## CHALLENGE
Reproduce the lines in the records below from the line with "Find all labels, buttons, inputs, and" to the line with "category-label: ACO xyxy=(191,260,222,276)", replacing "Capitation" with "Global capitation" and leaving all else unchanged.

## THE RECORDS

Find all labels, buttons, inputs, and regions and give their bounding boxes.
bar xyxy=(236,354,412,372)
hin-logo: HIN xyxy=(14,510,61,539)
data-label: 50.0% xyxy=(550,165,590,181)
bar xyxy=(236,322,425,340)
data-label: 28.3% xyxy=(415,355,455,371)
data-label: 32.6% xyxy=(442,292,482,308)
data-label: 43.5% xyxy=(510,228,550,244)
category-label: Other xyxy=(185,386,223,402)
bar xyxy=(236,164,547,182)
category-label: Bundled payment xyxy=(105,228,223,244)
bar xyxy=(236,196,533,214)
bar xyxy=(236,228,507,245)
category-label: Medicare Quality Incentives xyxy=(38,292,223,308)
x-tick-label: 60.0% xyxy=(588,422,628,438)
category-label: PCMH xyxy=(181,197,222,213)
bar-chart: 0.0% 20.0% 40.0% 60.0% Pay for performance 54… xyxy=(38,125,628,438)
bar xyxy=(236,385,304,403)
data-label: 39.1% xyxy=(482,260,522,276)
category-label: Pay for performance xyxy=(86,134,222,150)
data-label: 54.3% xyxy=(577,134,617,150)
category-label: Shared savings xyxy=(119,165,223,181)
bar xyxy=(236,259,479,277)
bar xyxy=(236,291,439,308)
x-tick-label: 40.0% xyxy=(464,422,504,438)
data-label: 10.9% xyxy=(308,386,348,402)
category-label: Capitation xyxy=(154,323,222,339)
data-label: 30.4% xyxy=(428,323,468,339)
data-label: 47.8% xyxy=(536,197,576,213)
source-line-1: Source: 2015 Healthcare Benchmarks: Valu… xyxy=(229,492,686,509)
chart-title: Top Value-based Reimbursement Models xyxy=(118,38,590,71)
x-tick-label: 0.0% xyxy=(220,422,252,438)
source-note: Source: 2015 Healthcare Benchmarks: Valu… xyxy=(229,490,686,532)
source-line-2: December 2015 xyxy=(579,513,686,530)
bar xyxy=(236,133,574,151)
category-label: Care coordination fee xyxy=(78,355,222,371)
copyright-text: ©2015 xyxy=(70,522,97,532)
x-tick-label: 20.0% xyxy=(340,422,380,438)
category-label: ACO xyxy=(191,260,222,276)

...

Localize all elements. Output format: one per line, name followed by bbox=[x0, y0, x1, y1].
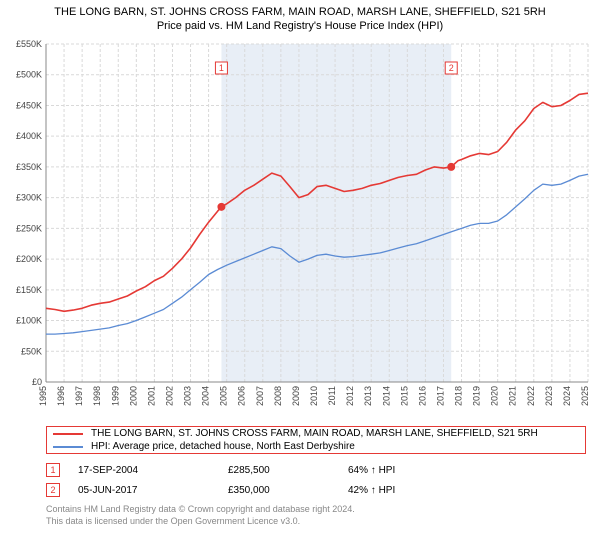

## RESULT
Find all labels, buttons, inputs, and regions and give their bounding boxes.
bar xyxy=(236,354,412,372)
hin-logo: HIN xyxy=(14,510,61,539)
data-label: 50.0% xyxy=(550,165,590,181)
bar xyxy=(236,322,425,340)
data-label: 28.3% xyxy=(415,355,455,371)
data-label: 32.6% xyxy=(442,292,482,308)
data-label: 43.5% xyxy=(510,228,550,244)
category-label: Other xyxy=(185,386,223,402)
bar xyxy=(236,164,547,182)
category-label: Bundled payment xyxy=(105,228,223,244)
bar xyxy=(236,196,533,214)
bar xyxy=(236,228,507,245)
category-label: Medicare Quality Incentives xyxy=(38,292,223,308)
x-tick-label: 60.0% xyxy=(588,422,628,438)
category-label: PCMH xyxy=(181,197,222,213)
bar-chart: 0.0% 20.0% 40.0% 60.0% Pay for performance 54… xyxy=(38,125,628,438)
bar xyxy=(236,385,304,403)
data-label: 39.1% xyxy=(482,260,522,276)
category-label: Pay for performance xyxy=(86,134,222,150)
data-label: 54.3% xyxy=(577,134,617,150)
category-label: Shared savings xyxy=(119,165,223,181)
bar xyxy=(236,259,479,277)
bar xyxy=(236,291,439,308)
x-tick-label: 40.0% xyxy=(464,422,504,438)
data-label: 10.9% xyxy=(308,386,348,402)
category-label: Global capitation xyxy=(154,323,222,339)
data-label: 30.4% xyxy=(428,323,468,339)
data-label: 47.8% xyxy=(536,197,576,213)
source-line-1: Source: 2015 Healthcare Benchmarks: Valu… xyxy=(229,492,686,509)
chart-title: Top Value-based Reimbursement Models xyxy=(118,38,590,71)
x-tick-label: 0.0% xyxy=(220,422,252,438)
source-note: Source: 2015 Healthcare Benchmarks: Valu… xyxy=(229,490,686,532)
source-line-2: December 2015 xyxy=(579,513,686,530)
bar xyxy=(236,133,574,151)
category-label: Care coordination fee xyxy=(78,355,222,371)
copyright-text: ©2015 xyxy=(70,522,97,532)
x-tick-label: 20.0% xyxy=(340,422,380,438)
category-label: ACO xyxy=(191,260,222,276)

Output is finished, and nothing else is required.